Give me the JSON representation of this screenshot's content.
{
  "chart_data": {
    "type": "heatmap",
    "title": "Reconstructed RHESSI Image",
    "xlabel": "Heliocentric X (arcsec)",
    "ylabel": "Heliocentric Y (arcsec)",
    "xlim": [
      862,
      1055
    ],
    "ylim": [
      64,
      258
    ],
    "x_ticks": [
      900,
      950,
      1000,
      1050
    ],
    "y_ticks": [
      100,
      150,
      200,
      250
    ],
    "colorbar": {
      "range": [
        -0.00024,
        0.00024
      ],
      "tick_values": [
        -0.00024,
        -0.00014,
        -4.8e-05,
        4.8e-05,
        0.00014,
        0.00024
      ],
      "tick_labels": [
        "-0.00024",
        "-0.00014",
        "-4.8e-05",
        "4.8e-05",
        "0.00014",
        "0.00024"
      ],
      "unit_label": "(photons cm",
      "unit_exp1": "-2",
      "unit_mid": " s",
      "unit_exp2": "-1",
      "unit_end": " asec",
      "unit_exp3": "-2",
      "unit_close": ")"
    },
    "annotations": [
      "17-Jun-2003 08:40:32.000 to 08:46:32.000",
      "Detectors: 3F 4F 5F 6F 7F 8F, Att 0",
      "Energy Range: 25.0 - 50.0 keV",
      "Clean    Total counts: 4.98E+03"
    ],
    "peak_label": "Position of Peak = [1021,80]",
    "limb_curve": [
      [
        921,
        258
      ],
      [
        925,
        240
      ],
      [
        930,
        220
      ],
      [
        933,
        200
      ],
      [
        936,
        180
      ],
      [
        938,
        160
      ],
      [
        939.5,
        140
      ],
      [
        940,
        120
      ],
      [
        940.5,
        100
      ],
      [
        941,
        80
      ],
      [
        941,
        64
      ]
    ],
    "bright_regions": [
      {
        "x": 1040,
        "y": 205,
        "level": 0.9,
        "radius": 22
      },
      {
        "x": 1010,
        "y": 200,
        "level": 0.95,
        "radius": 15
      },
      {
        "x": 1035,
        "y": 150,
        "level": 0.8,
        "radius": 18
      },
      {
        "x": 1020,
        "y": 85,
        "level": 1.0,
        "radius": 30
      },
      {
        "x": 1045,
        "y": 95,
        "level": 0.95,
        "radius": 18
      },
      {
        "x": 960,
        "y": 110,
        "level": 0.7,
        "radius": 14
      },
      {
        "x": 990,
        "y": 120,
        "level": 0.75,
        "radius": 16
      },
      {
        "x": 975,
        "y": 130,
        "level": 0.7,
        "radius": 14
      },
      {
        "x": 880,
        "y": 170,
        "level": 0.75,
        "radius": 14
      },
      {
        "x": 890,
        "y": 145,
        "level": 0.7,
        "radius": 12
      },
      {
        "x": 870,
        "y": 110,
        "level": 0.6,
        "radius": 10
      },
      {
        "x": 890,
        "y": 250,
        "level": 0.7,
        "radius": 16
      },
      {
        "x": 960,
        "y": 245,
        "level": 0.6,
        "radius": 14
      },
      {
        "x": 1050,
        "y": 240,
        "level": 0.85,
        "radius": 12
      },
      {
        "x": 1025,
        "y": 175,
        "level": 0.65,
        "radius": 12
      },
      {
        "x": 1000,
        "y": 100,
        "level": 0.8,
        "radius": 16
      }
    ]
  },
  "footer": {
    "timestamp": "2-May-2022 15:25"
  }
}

◆ **Required task**: The records above should be restated word for word, please.

◆ **The response**:
Give me the JSON representation of this screenshot's content.
{
  "chart_data": {
    "type": "heatmap",
    "title": "Reconstructed RHESSI Image",
    "xlabel": "Heliocentric X (arcsec)",
    "ylabel": "Heliocentric Y (arcsec)",
    "xlim": [
      862,
      1055
    ],
    "ylim": [
      64,
      258
    ],
    "x_ticks": [
      900,
      950,
      1000,
      1050
    ],
    "y_ticks": [
      100,
      150,
      200,
      250
    ],
    "colorbar": {
      "range": [
        -0.00024,
        0.00024
      ],
      "tick_values": [
        -0.00024,
        -0.00014,
        -4.8e-05,
        4.8e-05,
        0.00014,
        0.00024
      ],
      "tick_labels": [
        "-0.00024",
        "-0.00014",
        "-4.8e-05",
        "4.8e-05",
        "0.00014",
        "0.00024"
      ],
      "unit_label": "(photons cm",
      "unit_exp1": "-2",
      "unit_mid": " s",
      "unit_exp2": "-1",
      "unit_end": " asec",
      "unit_exp3": "-2",
      "unit_close": ")"
    },
    "annotations": [
      "17-Jun-2003 08:40:32.000 to 08:46:32.000",
      "Detectors: 3F 4F 5F 6F 7F 8F, Att 0",
      "Energy Range: 25.0 - 50.0 keV",
      "Clean    Total counts: 4.98E+03"
    ],
    "peak_label": "Position of Peak = [1021,80]",
    "limb_curve": [
      [
        921,
        258
      ],
      [
        925,
        240
      ],
      [
        930,
        220
      ],
      [
        933,
        200
      ],
      [
        936,
        180
      ],
      [
        938,
        160
      ],
      [
        939.5,
        140
      ],
      [
        940,
        120
      ],
      [
        940.5,
        100
      ],
      [
        941,
        80
      ],
      [
        941,
        64
      ]
    ],
    "bright_regions": [
      {
        "x": 1040,
        "y": 205,
        "level": 0.9,
        "radius": 22
      },
      {
        "x": 1010,
        "y": 200,
        "level": 0.95,
        "radius": 15
      },
      {
        "x": 1035,
        "y": 150,
        "level": 0.8,
        "radius": 18
      },
      {
        "x": 1020,
        "y": 85,
        "level": 1.0,
        "radius": 30
      },
      {
        "x": 1045,
        "y": 95,
        "level": 0.95,
        "radius": 18
      },
      {
        "x": 960,
        "y": 110,
        "level": 0.7,
        "radius": 14
      },
      {
        "x": 990,
        "y": 120,
        "level": 0.75,
        "radius": 16
      },
      {
        "x": 975,
        "y": 130,
        "level": 0.7,
        "radius": 14
      },
      {
        "x": 880,
        "y": 170,
        "level": 0.75,
        "radius": 14
      },
      {
        "x": 890,
        "y": 145,
        "level": 0.7,
        "radius": 12
      },
      {
        "x": 870,
        "y": 110,
        "level": 0.6,
        "radius": 10
      },
      {
        "x": 890,
        "y": 250,
        "level": 0.7,
        "radius": 16
      },
      {
        "x": 960,
        "y": 245,
        "level": 0.6,
        "radius": 14
      },
      {
        "x": 1050,
        "y": 240,
        "level": 0.85,
        "radius": 12
      },
      {
        "x": 1025,
        "y": 175,
        "level": 0.65,
        "radius": 12
      },
      {
        "x": 1000,
        "y": 100,
        "level": 0.8,
        "radius": 16
      }
    ]
  },
  "footer": {
    "timestamp": "2-May-2022 15:25"
  }
}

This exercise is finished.